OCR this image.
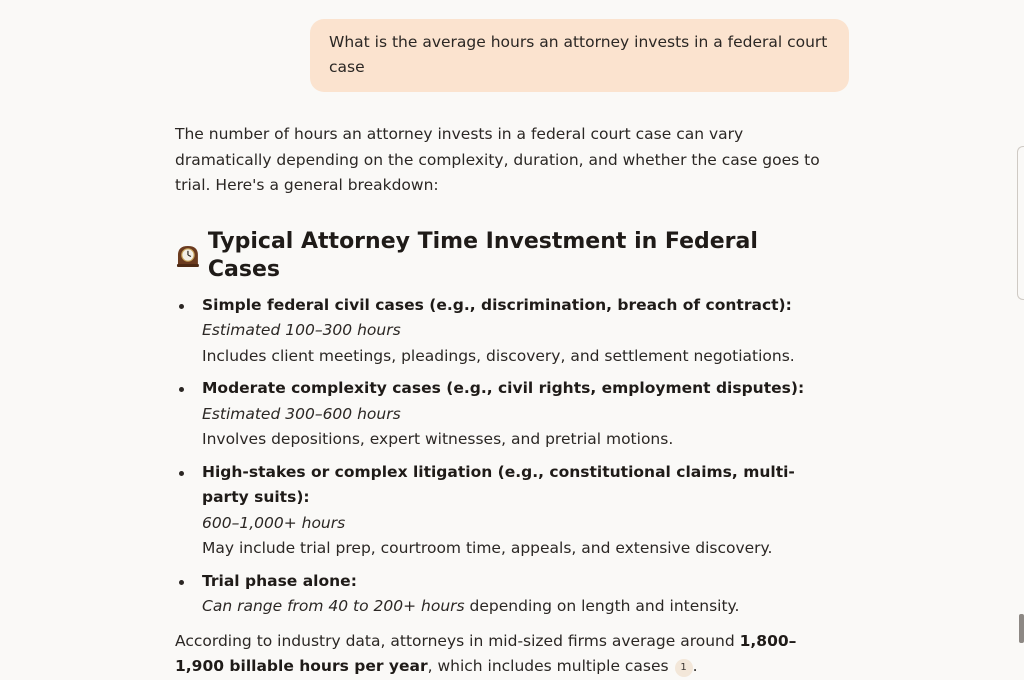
What is the average hours an attorney invests in a federal court case

The number of hours an attorney invests in a federal court case can vary dramatically depending on the complexity, duration, and whether the case goes to trial. Here's a general breakdown:

Typical Attorney Time Investment in Federal Cases
Simple federal civil cases (e.g., discrimination, breach of contract):
Estimated 100–300 hours
Includes client meetings, pleadings, discovery, and settlement negotiations.
Moderate complexity cases (e.g., civil rights, employment disputes):
Estimated 300–600 hours
Involves depositions, expert witnesses, and pretrial motions.
High-stakes or complex litigation (e.g., constitutional claims, multi-party suits):
600–1,000+ hours
May include trial prep, courtroom time, appeals, and extensive discovery.
Trial phase alone:
Can range from 40 to 200+ hours depending on length and intensity.

According to industry data, attorneys in mid-sized firms average around 1,800–1,900 billable hours per year, which includes multiple cases 1 .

== Exercise requirements ==
Pictures are not part of the copy; reproduce everything else in the records exactly.

== Final result ==
OCR this image.
What is the average hours an attorney invests in a federal court case

The number of hours an attorney invests in a federal court case can vary dramatically depending on the complexity, duration, and whether the case goes to trial. Here's a general breakdown:

Typical Attorney Time Investment in Federal Cases
Simple federal civil cases (e.g., discrimination, breach of contract):
Estimated 100–300 hours
Includes client meetings, pleadings, discovery, and settlement negotiations.
Moderate complexity cases (e.g., civil rights, employment disputes):
Estimated 300–600 hours
Involves depositions, expert witnesses, and pretrial motions.
High-stakes or complex litigation (e.g., constitutional claims, multi-party suits):
600–1,000+ hours
May include trial prep, courtroom time, appeals, and extensive discovery.
Trial phase alone:
Can range from 40 to 200+ hours depending on length and intensity.

According to industry data, attorneys in mid-sized firms average around 1,800–1,900 billable hours per year, which includes multiple cases 1 .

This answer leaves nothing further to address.